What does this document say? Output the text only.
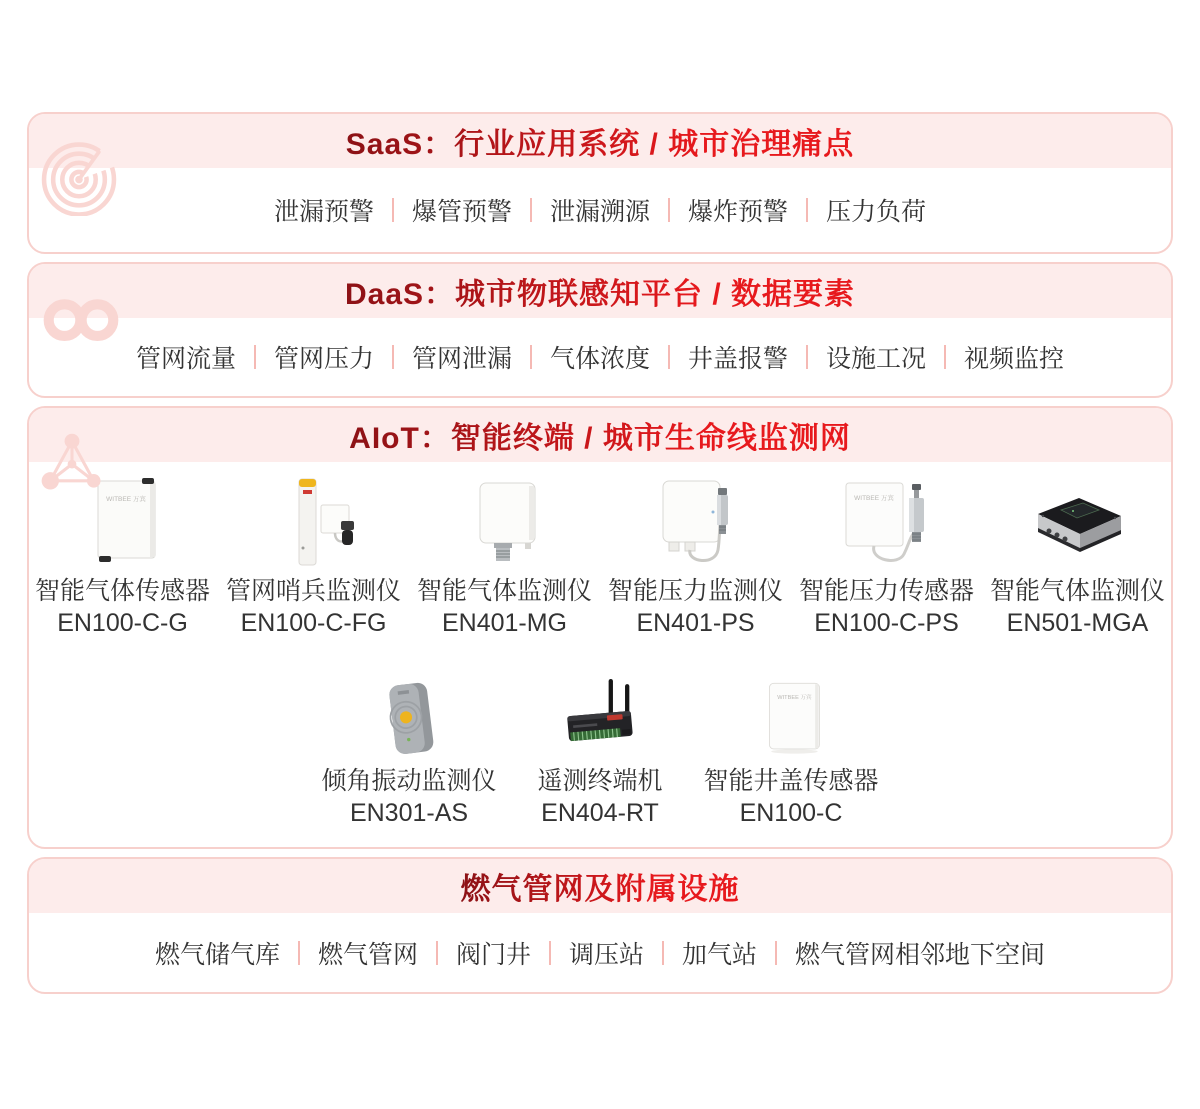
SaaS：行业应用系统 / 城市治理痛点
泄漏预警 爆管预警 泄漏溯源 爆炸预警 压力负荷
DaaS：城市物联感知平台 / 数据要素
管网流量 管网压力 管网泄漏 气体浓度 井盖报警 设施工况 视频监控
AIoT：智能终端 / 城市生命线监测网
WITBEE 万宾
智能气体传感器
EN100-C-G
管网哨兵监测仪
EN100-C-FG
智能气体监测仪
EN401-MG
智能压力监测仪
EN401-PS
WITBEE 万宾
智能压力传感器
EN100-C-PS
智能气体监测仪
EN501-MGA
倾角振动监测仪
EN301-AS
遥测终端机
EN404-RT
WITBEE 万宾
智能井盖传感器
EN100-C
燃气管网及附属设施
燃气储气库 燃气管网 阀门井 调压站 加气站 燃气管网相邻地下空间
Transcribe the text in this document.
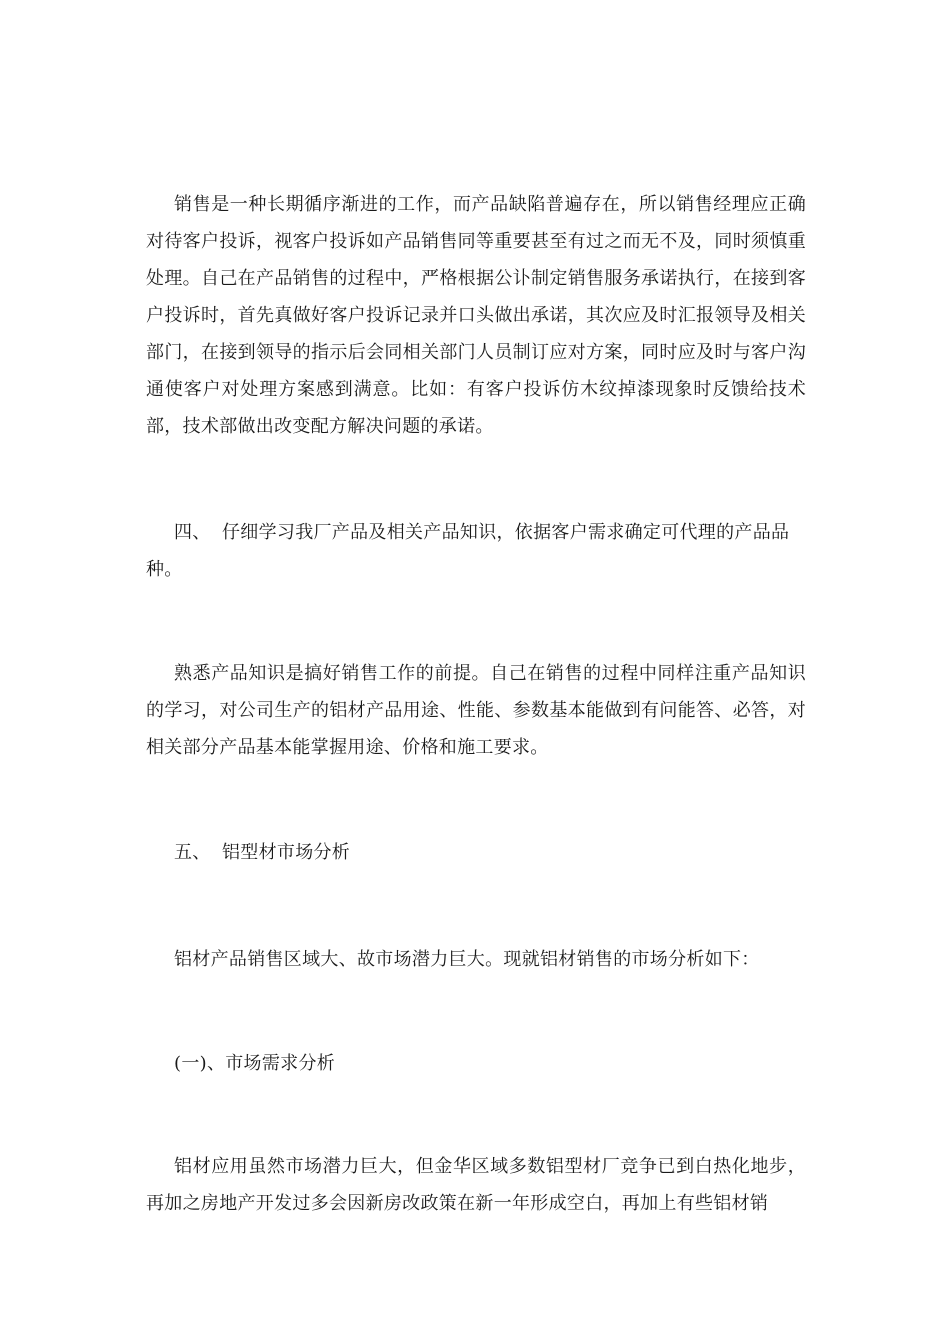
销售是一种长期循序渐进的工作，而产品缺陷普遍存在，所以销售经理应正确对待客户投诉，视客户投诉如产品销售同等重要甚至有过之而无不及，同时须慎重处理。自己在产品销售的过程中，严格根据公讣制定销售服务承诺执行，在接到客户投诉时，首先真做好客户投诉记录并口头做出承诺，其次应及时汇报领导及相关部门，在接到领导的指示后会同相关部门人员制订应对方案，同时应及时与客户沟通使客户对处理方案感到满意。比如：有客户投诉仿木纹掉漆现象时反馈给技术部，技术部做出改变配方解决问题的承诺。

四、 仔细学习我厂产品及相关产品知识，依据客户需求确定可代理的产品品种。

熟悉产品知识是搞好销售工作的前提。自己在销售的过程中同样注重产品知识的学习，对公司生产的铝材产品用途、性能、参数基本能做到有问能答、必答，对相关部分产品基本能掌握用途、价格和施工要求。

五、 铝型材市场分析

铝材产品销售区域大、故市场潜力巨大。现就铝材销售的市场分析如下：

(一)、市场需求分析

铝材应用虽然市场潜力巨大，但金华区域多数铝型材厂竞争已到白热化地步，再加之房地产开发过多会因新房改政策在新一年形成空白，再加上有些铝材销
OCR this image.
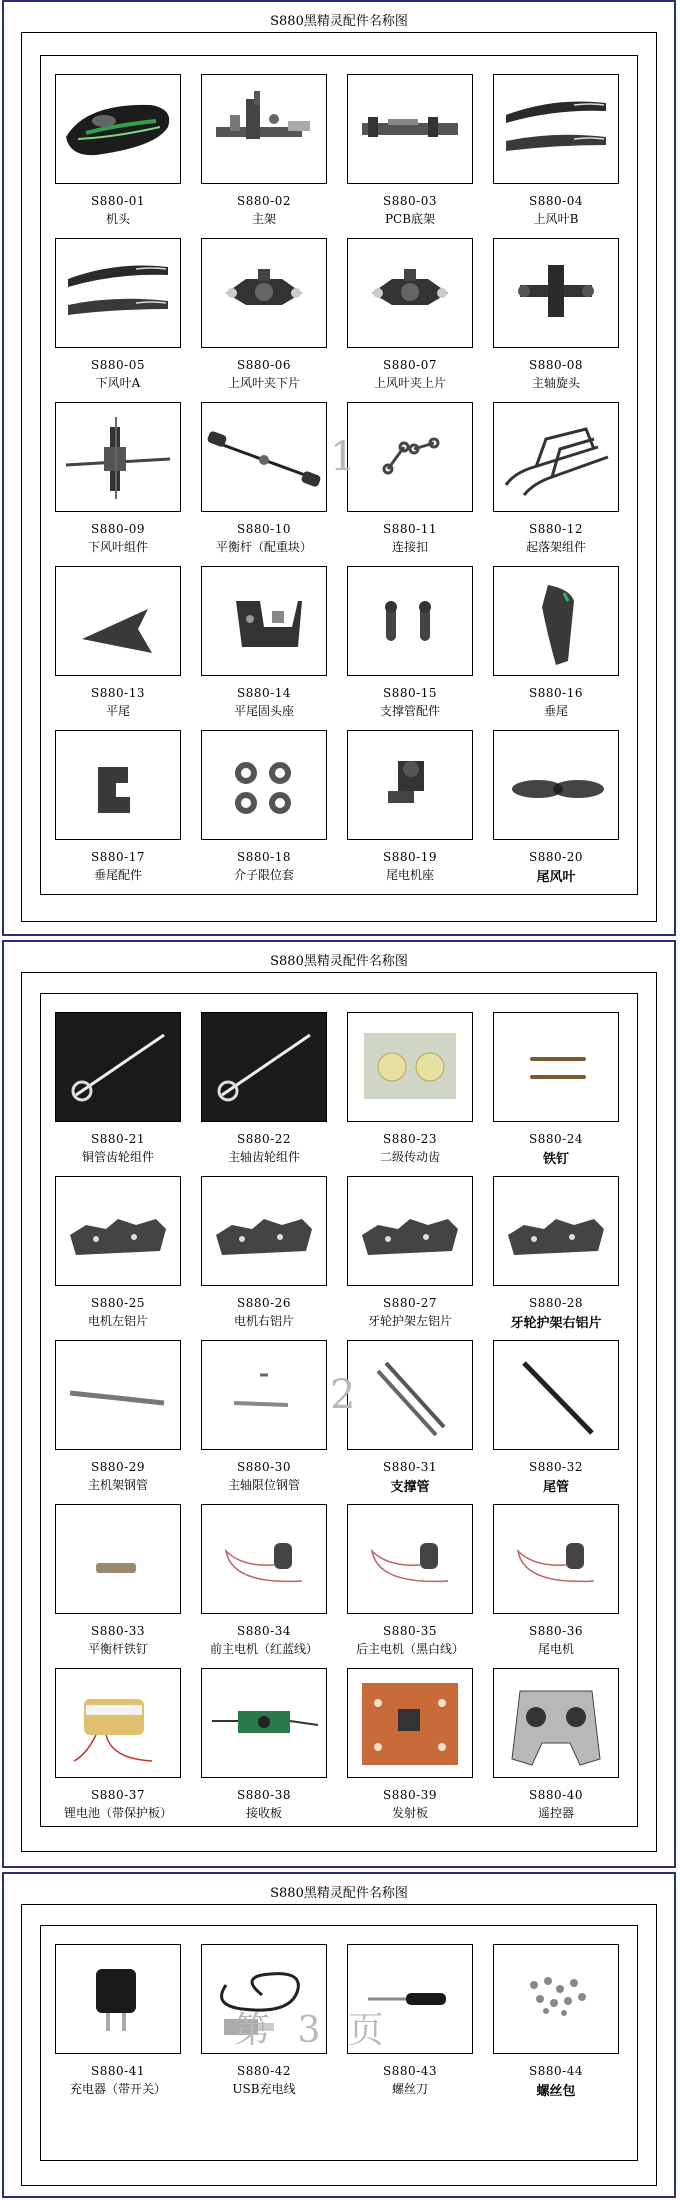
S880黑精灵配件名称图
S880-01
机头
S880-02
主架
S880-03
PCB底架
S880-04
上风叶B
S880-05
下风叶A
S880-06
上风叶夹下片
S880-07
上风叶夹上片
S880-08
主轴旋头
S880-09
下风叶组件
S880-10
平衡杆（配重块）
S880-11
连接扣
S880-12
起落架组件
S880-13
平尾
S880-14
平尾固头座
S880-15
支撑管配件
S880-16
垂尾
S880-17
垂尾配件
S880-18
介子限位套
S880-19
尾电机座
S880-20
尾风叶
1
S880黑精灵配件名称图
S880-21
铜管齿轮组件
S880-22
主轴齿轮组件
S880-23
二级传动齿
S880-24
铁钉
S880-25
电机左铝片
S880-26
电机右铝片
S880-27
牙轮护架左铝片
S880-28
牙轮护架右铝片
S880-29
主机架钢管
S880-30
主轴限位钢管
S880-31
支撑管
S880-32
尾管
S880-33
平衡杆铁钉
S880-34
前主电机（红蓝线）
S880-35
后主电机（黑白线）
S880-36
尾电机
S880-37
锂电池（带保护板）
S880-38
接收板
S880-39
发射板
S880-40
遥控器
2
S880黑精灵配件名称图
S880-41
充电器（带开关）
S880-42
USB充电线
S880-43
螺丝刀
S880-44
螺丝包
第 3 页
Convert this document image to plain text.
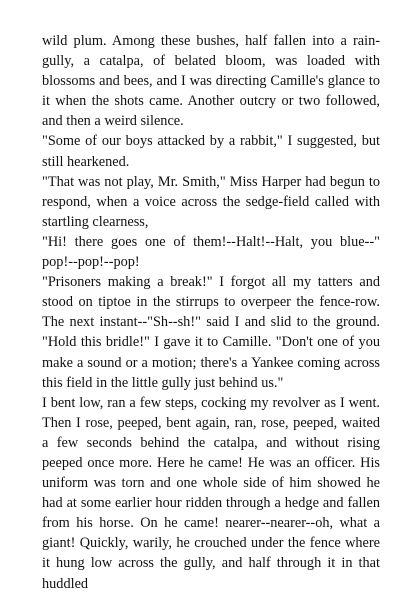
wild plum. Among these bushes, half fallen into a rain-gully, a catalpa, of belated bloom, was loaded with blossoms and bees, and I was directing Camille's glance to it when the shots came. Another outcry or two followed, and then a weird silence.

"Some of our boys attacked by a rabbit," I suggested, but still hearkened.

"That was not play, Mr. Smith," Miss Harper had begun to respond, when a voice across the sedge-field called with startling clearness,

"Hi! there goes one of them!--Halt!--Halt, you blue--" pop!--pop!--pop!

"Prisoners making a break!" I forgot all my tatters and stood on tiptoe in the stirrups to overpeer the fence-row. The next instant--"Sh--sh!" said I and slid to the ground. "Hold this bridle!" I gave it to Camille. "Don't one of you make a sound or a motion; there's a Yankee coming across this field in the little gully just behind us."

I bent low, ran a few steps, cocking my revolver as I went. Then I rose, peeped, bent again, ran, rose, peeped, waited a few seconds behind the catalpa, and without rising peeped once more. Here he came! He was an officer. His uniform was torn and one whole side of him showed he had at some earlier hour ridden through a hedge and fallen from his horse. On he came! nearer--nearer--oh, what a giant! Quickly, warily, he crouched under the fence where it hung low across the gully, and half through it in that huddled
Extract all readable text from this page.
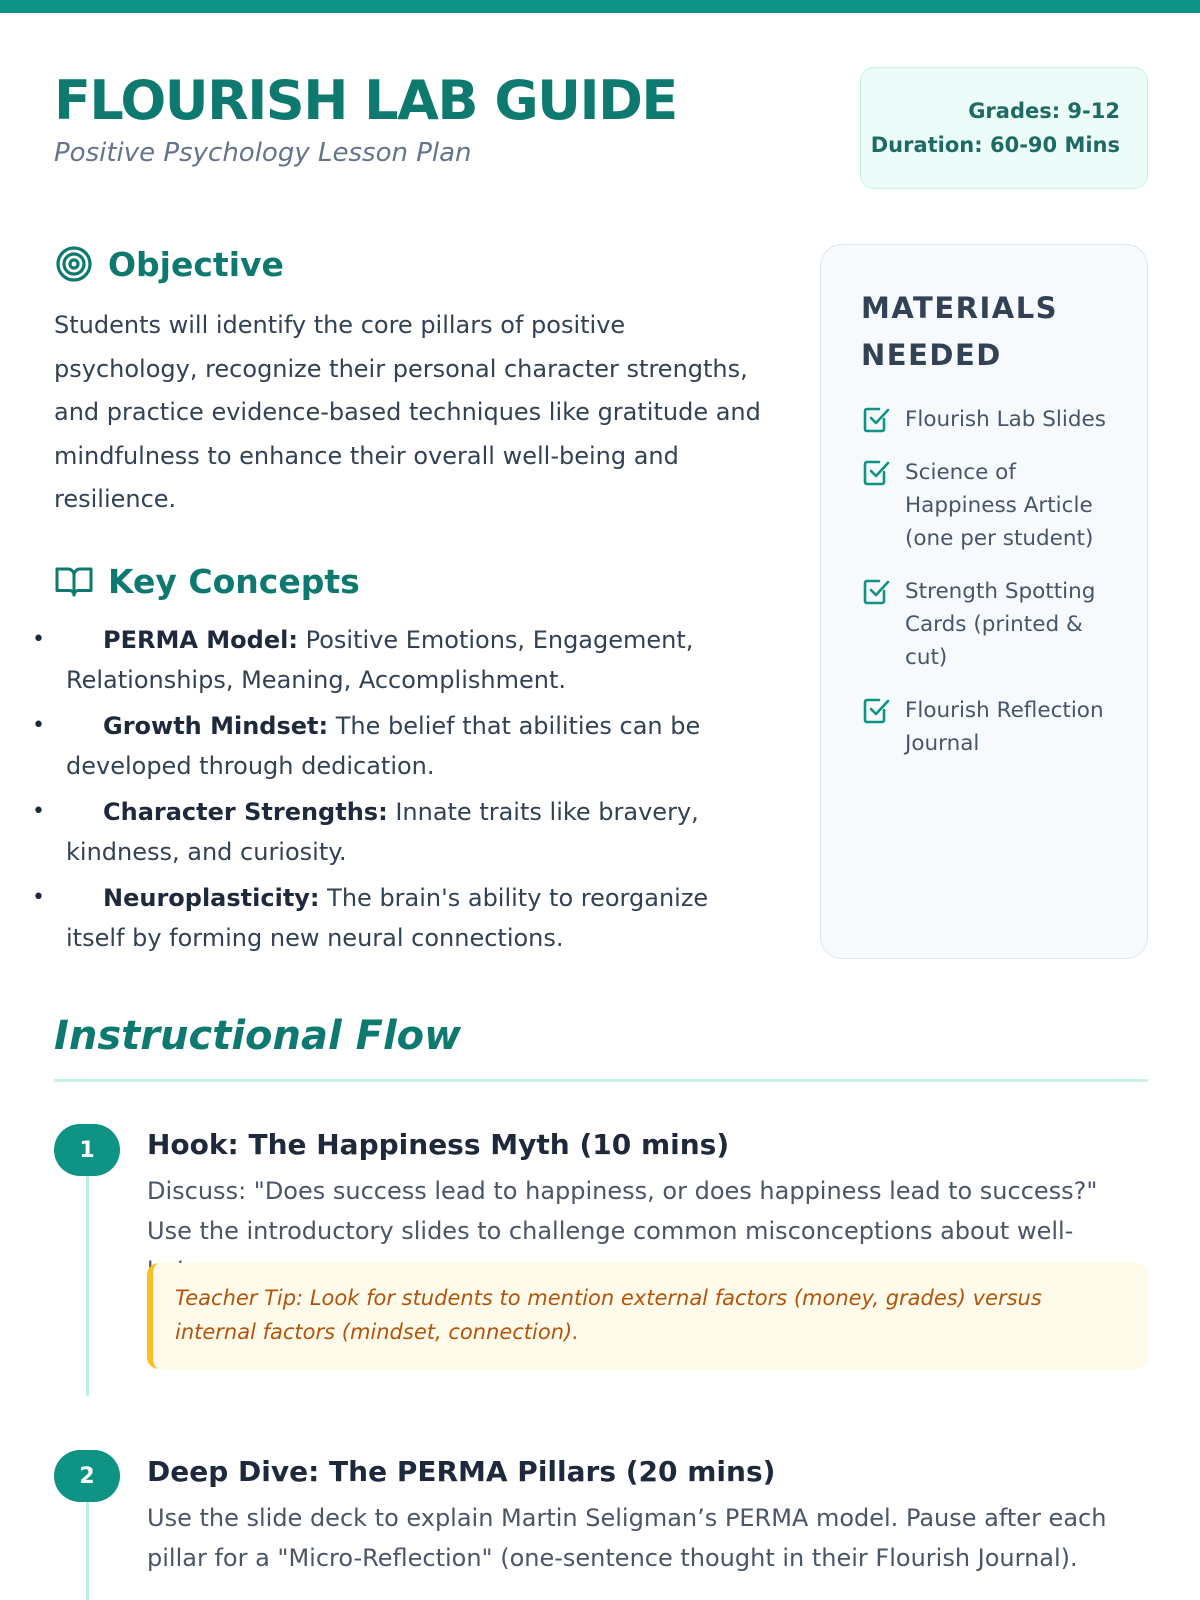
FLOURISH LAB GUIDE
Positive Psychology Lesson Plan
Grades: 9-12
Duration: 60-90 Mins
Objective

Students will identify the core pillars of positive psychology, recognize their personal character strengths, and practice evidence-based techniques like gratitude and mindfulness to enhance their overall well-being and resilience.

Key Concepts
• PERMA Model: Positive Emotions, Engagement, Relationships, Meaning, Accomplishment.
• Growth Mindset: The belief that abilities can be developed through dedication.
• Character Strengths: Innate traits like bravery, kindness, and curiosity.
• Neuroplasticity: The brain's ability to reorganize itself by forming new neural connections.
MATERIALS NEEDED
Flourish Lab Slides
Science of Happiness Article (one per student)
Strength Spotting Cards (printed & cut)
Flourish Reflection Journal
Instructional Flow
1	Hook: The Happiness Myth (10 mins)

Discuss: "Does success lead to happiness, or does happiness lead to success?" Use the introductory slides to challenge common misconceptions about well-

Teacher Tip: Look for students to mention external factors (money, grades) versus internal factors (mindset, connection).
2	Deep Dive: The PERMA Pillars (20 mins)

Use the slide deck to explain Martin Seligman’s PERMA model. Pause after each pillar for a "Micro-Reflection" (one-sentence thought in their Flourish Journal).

(Exercise goal) Copy every line of the material in which the word "fallen" occurs.

(Exercise response)
wild plum. Among these bushes, half fallen into a rain-gully, a catalpa, of belated bloom, was loaded with blossoms and bees, and I was directing Camille's glance to it when the shots came. Another outcry or two followed, and then a weird silence.
I bent low, ran a few steps, cocking my revolver as I went. Then I rose, peeped, bent again, ran, rose, peeped, waited a few seconds behind the catalpa, and without rising peeped once more. Here he came! He was an officer. His uniform was torn and one whole side of him showed he had at some earlier hour ridden through a hedge and fallen from his horse. On he came! nearer--nearer--oh, what a giant! Quickly, warily, he crouched under the fence where it hung low across the gully, and half through it in that huddled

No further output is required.